Challenge:
Extract the entries in their exact form.

Source material:
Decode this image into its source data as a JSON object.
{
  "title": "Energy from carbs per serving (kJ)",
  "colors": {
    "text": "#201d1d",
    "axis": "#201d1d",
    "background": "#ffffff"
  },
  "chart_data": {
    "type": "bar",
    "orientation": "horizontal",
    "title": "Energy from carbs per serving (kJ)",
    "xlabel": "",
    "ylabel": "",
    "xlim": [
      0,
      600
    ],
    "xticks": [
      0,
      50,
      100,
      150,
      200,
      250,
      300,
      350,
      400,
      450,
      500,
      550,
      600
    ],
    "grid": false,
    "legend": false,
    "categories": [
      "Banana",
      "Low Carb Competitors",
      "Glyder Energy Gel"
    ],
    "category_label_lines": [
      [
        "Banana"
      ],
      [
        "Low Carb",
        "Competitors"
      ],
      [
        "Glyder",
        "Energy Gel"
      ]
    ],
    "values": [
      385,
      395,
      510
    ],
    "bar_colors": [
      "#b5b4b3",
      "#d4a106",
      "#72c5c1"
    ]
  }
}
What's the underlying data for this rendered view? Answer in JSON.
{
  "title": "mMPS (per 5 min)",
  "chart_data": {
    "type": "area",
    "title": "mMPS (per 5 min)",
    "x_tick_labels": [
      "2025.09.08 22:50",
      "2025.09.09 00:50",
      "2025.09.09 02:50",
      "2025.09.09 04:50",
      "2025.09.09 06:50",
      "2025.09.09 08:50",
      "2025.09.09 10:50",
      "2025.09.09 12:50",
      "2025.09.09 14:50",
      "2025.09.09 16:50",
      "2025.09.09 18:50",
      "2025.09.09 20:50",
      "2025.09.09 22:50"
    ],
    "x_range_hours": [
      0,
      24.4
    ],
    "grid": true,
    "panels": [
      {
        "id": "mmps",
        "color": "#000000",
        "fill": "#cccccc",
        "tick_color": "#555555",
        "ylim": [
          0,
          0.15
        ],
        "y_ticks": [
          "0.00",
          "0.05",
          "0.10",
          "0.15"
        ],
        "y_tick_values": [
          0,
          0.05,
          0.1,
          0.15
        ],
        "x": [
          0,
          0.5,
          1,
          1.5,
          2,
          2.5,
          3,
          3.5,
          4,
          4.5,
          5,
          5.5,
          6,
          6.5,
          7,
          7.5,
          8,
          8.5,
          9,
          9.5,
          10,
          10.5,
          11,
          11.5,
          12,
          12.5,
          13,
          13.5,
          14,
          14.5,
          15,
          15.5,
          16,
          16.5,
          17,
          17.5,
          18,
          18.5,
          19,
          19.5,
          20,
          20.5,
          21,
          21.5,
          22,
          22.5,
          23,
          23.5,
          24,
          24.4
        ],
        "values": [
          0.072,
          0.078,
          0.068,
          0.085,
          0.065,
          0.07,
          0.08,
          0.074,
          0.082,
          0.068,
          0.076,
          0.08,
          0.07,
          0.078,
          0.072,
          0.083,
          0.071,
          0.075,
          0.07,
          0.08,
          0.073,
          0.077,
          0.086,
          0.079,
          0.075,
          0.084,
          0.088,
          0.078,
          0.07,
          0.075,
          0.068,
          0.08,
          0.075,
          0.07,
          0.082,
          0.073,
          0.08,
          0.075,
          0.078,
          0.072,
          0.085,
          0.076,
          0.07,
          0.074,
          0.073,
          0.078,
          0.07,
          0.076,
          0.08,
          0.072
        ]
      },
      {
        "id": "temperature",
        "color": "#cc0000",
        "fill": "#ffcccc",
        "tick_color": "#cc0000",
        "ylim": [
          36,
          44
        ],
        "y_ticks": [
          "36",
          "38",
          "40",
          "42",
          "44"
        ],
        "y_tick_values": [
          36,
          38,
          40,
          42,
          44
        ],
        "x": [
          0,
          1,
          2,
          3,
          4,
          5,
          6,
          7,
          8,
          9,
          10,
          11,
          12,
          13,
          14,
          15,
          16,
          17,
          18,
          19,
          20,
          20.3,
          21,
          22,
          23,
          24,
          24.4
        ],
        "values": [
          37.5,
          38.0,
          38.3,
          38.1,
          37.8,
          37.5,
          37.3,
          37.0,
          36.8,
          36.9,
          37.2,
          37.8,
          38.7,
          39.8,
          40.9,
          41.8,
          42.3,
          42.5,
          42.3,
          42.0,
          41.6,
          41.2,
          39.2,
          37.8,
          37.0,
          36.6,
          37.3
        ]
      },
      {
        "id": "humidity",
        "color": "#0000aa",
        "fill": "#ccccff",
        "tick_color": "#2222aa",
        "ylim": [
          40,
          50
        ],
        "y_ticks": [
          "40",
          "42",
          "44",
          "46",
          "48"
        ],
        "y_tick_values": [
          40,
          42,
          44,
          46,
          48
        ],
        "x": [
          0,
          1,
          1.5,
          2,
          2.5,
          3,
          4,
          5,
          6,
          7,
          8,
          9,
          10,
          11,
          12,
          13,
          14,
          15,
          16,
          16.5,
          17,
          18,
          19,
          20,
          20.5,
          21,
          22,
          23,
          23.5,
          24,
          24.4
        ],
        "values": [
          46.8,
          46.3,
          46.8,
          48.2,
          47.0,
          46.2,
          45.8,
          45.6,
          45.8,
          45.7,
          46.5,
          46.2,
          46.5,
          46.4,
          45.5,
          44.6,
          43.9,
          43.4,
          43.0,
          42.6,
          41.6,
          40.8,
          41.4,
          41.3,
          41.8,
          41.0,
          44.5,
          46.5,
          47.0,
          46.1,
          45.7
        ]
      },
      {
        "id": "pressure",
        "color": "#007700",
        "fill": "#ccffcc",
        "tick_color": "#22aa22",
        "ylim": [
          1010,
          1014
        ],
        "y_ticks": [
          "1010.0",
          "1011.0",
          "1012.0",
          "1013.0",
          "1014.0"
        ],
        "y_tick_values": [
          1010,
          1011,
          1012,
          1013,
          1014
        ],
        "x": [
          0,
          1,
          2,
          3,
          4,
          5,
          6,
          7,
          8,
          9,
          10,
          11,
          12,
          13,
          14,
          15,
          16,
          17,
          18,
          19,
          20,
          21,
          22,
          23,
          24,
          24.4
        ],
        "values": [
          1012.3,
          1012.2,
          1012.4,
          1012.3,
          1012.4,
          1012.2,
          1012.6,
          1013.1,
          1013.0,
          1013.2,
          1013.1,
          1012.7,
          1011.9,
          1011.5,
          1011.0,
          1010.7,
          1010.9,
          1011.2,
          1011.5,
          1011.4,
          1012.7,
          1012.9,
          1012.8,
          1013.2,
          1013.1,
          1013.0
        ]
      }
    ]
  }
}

Full answer:
Decode this image into its source data as a JSON object.
{
  "title": "Energy from carbs per serving (kJ)",
  "colors": {
    "text": "#201d1d",
    "axis": "#201d1d",
    "background": "#ffffff"
  },
  "chart_data": {
    "type": "bar",
    "orientation": "horizontal",
    "title": "Energy from carbs per serving (kJ)",
    "xlabel": "",
    "ylabel": "",
    "xlim": [
      0,
      600
    ],
    "xticks": [
      0,
      50,
      100,
      150,
      200,
      250,
      300,
      350,
      400,
      450,
      500,
      550,
      600
    ],
    "grid": false,
    "legend": false,
    "categories": [
      "Banana",
      "Low Carb Competitors",
      "Glyder Energy Gel"
    ],
    "category_label_lines": [
      [
        "Banana"
      ],
      [
        "Low Carb",
        "Competitors"
      ],
      [
        "Glyder",
        "Energy Gel"
      ]
    ],
    "values": [
      385,
      395,
      510
    ],
    "bar_colors": [
      "#b5b4b3",
      "#d4a106",
      "#72c5c1"
    ]
  }
}
What's the underlying data for this rendered view? Answer in JSON.
{
  "title": "mMPS (per 5 min)",
  "chart_data": {
    "type": "area",
    "title": "mMPS (per 5 min)",
    "x_tick_labels": [
      "2025.09.08 22:50",
      "2025.09.09 00:50",
      "2025.09.09 02:50",
      "2025.09.09 04:50",
      "2025.09.09 06:50",
      "2025.09.09 08:50",
      "2025.09.09 10:50",
      "2025.09.09 12:50",
      "2025.09.09 14:50",
      "2025.09.09 16:50",
      "2025.09.09 18:50",
      "2025.09.09 20:50",
      "2025.09.09 22:50"
    ],
    "x_range_hours": [
      0,
      24.4
    ],
    "grid": true,
    "panels": [
      {
        "id": "mmps",
        "color": "#000000",
        "fill": "#cccccc",
        "tick_color": "#555555",
        "ylim": [
          0,
          0.15
        ],
        "y_ticks": [
          "0.00",
          "0.05",
          "0.10",
          "0.15"
        ],
        "y_tick_values": [
          0,
          0.05,
          0.1,
          0.15
        ],
        "x": [
          0,
          0.5,
          1,
          1.5,
          2,
          2.5,
          3,
          3.5,
          4,
          4.5,
          5,
          5.5,
          6,
          6.5,
          7,
          7.5,
          8,
          8.5,
          9,
          9.5,
          10,
          10.5,
          11,
          11.5,
          12,
          12.5,
          13,
          13.5,
          14,
          14.5,
          15,
          15.5,
          16,
          16.5,
          17,
          17.5,
          18,
          18.5,
          19,
          19.5,
          20,
          20.5,
          21,
          21.5,
          22,
          22.5,
          23,
          23.5,
          24,
          24.4
        ],
        "values": [
          0.072,
          0.078,
          0.068,
          0.085,
          0.065,
          0.07,
          0.08,
          0.074,
          0.082,
          0.068,
          0.076,
          0.08,
          0.07,
          0.078,
          0.072,
          0.083,
          0.071,
          0.075,
          0.07,
          0.08,
          0.073,
          0.077,
          0.086,
          0.079,
          0.075,
          0.084,
          0.088,
          0.078,
          0.07,
          0.075,
          0.068,
          0.08,
          0.075,
          0.07,
          0.082,
          0.073,
          0.08,
          0.075,
          0.078,
          0.072,
          0.085,
          0.076,
          0.07,
          0.074,
          0.073,
          0.078,
          0.07,
          0.076,
          0.08,
          0.072
        ]
      },
      {
        "id": "temperature",
        "color": "#cc0000",
        "fill": "#ffcccc",
        "tick_color": "#cc0000",
        "ylim": [
          36,
          44
        ],
        "y_ticks": [
          "36",
          "38",
          "40",
          "42",
          "44"
        ],
        "y_tick_values": [
          36,
          38,
          40,
          42,
          44
        ],
        "x": [
          0,
          1,
          2,
          3,
          4,
          5,
          6,
          7,
          8,
          9,
          10,
          11,
          12,
          13,
          14,
          15,
          16,
          17,
          18,
          19,
          20,
          20.3,
          21,
          22,
          23,
          24,
          24.4
        ],
        "values": [
          37.5,
          38.0,
          38.3,
          38.1,
          37.8,
          37.5,
          37.3,
          37.0,
          36.8,
          36.9,
          37.2,
          37.8,
          38.7,
          39.8,
          40.9,
          41.8,
          42.3,
          42.5,
          42.3,
          42.0,
          41.6,
          41.2,
          39.2,
          37.8,
          37.0,
          36.6,
          37.3
        ]
      },
      {
        "id": "humidity",
        "color": "#0000aa",
        "fill": "#ccccff",
        "tick_color": "#2222aa",
        "ylim": [
          40,
          50
        ],
        "y_ticks": [
          "40",
          "42",
          "44",
          "46",
          "48"
        ],
        "y_tick_values": [
          40,
          42,
          44,
          46,
          48
        ],
        "x": [
          0,
          1,
          1.5,
          2,
          2.5,
          3,
          4,
          5,
          6,
          7,
          8,
          9,
          10,
          11,
          12,
          13,
          14,
          15,
          16,
          16.5,
          17,
          18,
          19,
          20,
          20.5,
          21,
          22,
          23,
          23.5,
          24,
          24.4
        ],
        "values": [
          46.8,
          46.3,
          46.8,
          48.2,
          47.0,
          46.2,
          45.8,
          45.6,
          45.8,
          45.7,
          46.5,
          46.2,
          46.5,
          46.4,
          45.5,
          44.6,
          43.9,
          43.4,
          43.0,
          42.6,
          41.6,
          40.8,
          41.4,
          41.3,
          41.8,
          41.0,
          44.5,
          46.5,
          47.0,
          46.1,
          45.7
        ]
      },
      {
        "id": "pressure",
        "color": "#007700",
        "fill": "#ccffcc",
        "tick_color": "#22aa22",
        "ylim": [
          1010,
          1014
        ],
        "y_ticks": [
          "1010.0",
          "1011.0",
          "1012.0",
          "1013.0",
          "1014.0"
        ],
        "y_tick_values": [
          1010,
          1011,
          1012,
          1013,
          1014
        ],
        "x": [
          0,
          1,
          2,
          3,
          4,
          5,
          6,
          7,
          8,
          9,
          10,
          11,
          12,
          13,
          14,
          15,
          16,
          17,
          18,
          19,
          20,
          21,
          22,
          23,
          24,
          24.4
        ],
        "values": [
          1012.3,
          1012.2,
          1012.4,
          1012.3,
          1012.4,
          1012.2,
          1012.6,
          1013.1,
          1013.0,
          1013.2,
          1013.1,
          1012.7,
          1011.9,
          1011.5,
          1011.0,
          1010.7,
          1010.9,
          1011.2,
          1011.5,
          1011.4,
          1012.7,
          1012.9,
          1012.8,
          1013.2,
          1013.1,
          1013.0
        ]
      }
    ]
  }
}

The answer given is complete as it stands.